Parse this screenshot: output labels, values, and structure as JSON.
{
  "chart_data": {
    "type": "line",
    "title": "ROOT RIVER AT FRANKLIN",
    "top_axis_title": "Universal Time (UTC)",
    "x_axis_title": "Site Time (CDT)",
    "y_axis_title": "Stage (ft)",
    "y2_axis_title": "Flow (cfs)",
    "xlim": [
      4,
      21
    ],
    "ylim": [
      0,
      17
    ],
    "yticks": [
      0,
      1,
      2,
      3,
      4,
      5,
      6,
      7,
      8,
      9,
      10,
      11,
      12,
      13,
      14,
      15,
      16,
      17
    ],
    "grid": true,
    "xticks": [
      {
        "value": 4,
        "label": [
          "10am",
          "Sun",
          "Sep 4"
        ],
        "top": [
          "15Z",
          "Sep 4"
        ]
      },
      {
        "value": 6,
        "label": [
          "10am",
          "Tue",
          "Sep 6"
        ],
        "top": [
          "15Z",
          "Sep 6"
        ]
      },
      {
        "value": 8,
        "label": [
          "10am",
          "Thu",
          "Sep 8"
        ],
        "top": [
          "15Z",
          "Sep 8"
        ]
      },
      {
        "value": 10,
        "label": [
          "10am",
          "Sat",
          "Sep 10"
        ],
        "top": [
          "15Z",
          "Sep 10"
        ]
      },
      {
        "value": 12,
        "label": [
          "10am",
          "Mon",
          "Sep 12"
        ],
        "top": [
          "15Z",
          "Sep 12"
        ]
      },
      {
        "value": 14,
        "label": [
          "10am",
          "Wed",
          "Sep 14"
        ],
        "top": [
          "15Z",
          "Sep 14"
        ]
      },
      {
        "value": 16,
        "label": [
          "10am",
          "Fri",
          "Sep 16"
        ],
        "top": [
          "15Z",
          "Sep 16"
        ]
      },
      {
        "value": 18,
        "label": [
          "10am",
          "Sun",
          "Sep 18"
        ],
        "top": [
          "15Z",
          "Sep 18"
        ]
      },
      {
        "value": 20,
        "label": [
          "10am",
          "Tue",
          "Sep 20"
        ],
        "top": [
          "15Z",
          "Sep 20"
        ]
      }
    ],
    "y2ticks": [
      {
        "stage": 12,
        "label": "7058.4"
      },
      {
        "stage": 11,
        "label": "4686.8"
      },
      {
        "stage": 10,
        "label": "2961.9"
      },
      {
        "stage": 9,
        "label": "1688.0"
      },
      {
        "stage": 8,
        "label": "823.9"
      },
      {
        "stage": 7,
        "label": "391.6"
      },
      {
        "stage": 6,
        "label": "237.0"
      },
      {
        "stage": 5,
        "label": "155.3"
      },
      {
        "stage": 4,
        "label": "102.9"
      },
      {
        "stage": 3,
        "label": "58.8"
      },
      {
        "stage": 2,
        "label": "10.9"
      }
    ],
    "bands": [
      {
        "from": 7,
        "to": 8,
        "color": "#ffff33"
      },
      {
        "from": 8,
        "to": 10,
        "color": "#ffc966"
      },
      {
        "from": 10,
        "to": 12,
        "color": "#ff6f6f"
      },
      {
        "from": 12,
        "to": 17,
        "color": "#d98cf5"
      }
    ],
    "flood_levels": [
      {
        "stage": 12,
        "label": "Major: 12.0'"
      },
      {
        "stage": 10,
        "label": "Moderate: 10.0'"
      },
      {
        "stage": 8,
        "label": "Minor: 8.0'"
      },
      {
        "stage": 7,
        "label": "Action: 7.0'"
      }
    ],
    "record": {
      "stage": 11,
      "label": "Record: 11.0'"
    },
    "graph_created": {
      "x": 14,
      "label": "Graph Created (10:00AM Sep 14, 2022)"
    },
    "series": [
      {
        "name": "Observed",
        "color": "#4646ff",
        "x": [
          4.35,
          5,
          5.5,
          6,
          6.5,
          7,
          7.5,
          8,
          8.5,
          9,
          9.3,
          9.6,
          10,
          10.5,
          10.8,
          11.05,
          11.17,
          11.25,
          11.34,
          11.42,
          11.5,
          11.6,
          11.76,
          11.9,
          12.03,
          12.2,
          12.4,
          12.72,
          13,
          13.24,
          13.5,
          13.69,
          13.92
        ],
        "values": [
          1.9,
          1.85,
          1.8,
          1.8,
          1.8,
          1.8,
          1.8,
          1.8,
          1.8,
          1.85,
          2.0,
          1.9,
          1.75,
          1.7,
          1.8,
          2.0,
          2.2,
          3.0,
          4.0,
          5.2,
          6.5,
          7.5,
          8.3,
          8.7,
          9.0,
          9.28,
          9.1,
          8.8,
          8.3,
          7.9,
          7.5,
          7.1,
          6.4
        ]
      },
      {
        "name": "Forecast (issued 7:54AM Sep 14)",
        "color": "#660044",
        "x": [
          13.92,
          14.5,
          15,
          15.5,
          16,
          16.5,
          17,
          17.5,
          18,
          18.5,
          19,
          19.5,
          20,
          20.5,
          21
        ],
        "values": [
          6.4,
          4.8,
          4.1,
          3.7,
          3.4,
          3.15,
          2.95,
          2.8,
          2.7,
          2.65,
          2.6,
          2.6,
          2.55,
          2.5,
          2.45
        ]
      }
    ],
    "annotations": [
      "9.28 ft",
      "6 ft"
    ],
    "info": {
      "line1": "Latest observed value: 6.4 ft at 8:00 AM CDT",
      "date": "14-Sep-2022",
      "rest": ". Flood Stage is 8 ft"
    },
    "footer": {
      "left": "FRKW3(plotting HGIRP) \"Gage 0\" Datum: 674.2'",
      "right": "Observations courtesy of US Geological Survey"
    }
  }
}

□ □ □ □ □ □ □

Exercise description
Each record must be repeated exactly as it is.

Task result
Parse this screenshot: output labels, values, and structure as JSON.
{
  "chart_data": {
    "type": "line",
    "title": "ROOT RIVER AT FRANKLIN",
    "top_axis_title": "Universal Time (UTC)",
    "x_axis_title": "Site Time (CDT)",
    "y_axis_title": "Stage (ft)",
    "y2_axis_title": "Flow (cfs)",
    "xlim": [
      4,
      21
    ],
    "ylim": [
      0,
      17
    ],
    "yticks": [
      0,
      1,
      2,
      3,
      4,
      5,
      6,
      7,
      8,
      9,
      10,
      11,
      12,
      13,
      14,
      15,
      16,
      17
    ],
    "grid": true,
    "xticks": [
      {
        "value": 4,
        "label": [
          "10am",
          "Sun",
          "Sep 4"
        ],
        "top": [
          "15Z",
          "Sep 4"
        ]
      },
      {
        "value": 6,
        "label": [
          "10am",
          "Tue",
          "Sep 6"
        ],
        "top": [
          "15Z",
          "Sep 6"
        ]
      },
      {
        "value": 8,
        "label": [
          "10am",
          "Thu",
          "Sep 8"
        ],
        "top": [
          "15Z",
          "Sep 8"
        ]
      },
      {
        "value": 10,
        "label": [
          "10am",
          "Sat",
          "Sep 10"
        ],
        "top": [
          "15Z",
          "Sep 10"
        ]
      },
      {
        "value": 12,
        "label": [
          "10am",
          "Mon",
          "Sep 12"
        ],
        "top": [
          "15Z",
          "Sep 12"
        ]
      },
      {
        "value": 14,
        "label": [
          "10am",
          "Wed",
          "Sep 14"
        ],
        "top": [
          "15Z",
          "Sep 14"
        ]
      },
      {
        "value": 16,
        "label": [
          "10am",
          "Fri",
          "Sep 16"
        ],
        "top": [
          "15Z",
          "Sep 16"
        ]
      },
      {
        "value": 18,
        "label": [
          "10am",
          "Sun",
          "Sep 18"
        ],
        "top": [
          "15Z",
          "Sep 18"
        ]
      },
      {
        "value": 20,
        "label": [
          "10am",
          "Tue",
          "Sep 20"
        ],
        "top": [
          "15Z",
          "Sep 20"
        ]
      }
    ],
    "y2ticks": [
      {
        "stage": 12,
        "label": "7058.4"
      },
      {
        "stage": 11,
        "label": "4686.8"
      },
      {
        "stage": 10,
        "label": "2961.9"
      },
      {
        "stage": 9,
        "label": "1688.0"
      },
      {
        "stage": 8,
        "label": "823.9"
      },
      {
        "stage": 7,
        "label": "391.6"
      },
      {
        "stage": 6,
        "label": "237.0"
      },
      {
        "stage": 5,
        "label": "155.3"
      },
      {
        "stage": 4,
        "label": "102.9"
      },
      {
        "stage": 3,
        "label": "58.8"
      },
      {
        "stage": 2,
        "label": "10.9"
      }
    ],
    "bands": [
      {
        "from": 7,
        "to": 8,
        "color": "#ffff33"
      },
      {
        "from": 8,
        "to": 10,
        "color": "#ffc966"
      },
      {
        "from": 10,
        "to": 12,
        "color": "#ff6f6f"
      },
      {
        "from": 12,
        "to": 17,
        "color": "#d98cf5"
      }
    ],
    "flood_levels": [
      {
        "stage": 12,
        "label": "Major: 12.0'"
      },
      {
        "stage": 10,
        "label": "Moderate: 10.0'"
      },
      {
        "stage": 8,
        "label": "Minor: 8.0'"
      },
      {
        "stage": 7,
        "label": "Action: 7.0'"
      }
    ],
    "record": {
      "stage": 11,
      "label": "Record: 11.0'"
    },
    "graph_created": {
      "x": 14,
      "label": "Graph Created (10:00AM Sep 14, 2022)"
    },
    "series": [
      {
        "name": "Observed",
        "color": "#4646ff",
        "x": [
          4.35,
          5,
          5.5,
          6,
          6.5,
          7,
          7.5,
          8,
          8.5,
          9,
          9.3,
          9.6,
          10,
          10.5,
          10.8,
          11.05,
          11.17,
          11.25,
          11.34,
          11.42,
          11.5,
          11.6,
          11.76,
          11.9,
          12.03,
          12.2,
          12.4,
          12.72,
          13,
          13.24,
          13.5,
          13.69,
          13.92
        ],
        "values": [
          1.9,
          1.85,
          1.8,
          1.8,
          1.8,
          1.8,
          1.8,
          1.8,
          1.8,
          1.85,
          2.0,
          1.9,
          1.75,
          1.7,
          1.8,
          2.0,
          2.2,
          3.0,
          4.0,
          5.2,
          6.5,
          7.5,
          8.3,
          8.7,
          9.0,
          9.28,
          9.1,
          8.8,
          8.3,
          7.9,
          7.5,
          7.1,
          6.4
        ]
      },
      {
        "name": "Forecast (issued 7:54AM Sep 14)",
        "color": "#660044",
        "x": [
          13.92,
          14.5,
          15,
          15.5,
          16,
          16.5,
          17,
          17.5,
          18,
          18.5,
          19,
          19.5,
          20,
          20.5,
          21
        ],
        "values": [
          6.4,
          4.8,
          4.1,
          3.7,
          3.4,
          3.15,
          2.95,
          2.8,
          2.7,
          2.65,
          2.6,
          2.6,
          2.55,
          2.5,
          2.45
        ]
      }
    ],
    "annotations": [
      "9.28 ft",
      "6 ft"
    ],
    "info": {
      "line1": "Latest observed value: 6.4 ft at 8:00 AM CDT",
      "date": "14-Sep-2022",
      "rest": ". Flood Stage is 8 ft"
    },
    "footer": {
      "left": "FRKW3(plotting HGIRP) \"Gage 0\" Datum: 674.2'",
      "right": "Observations courtesy of US Geological Survey"
    }
  }
}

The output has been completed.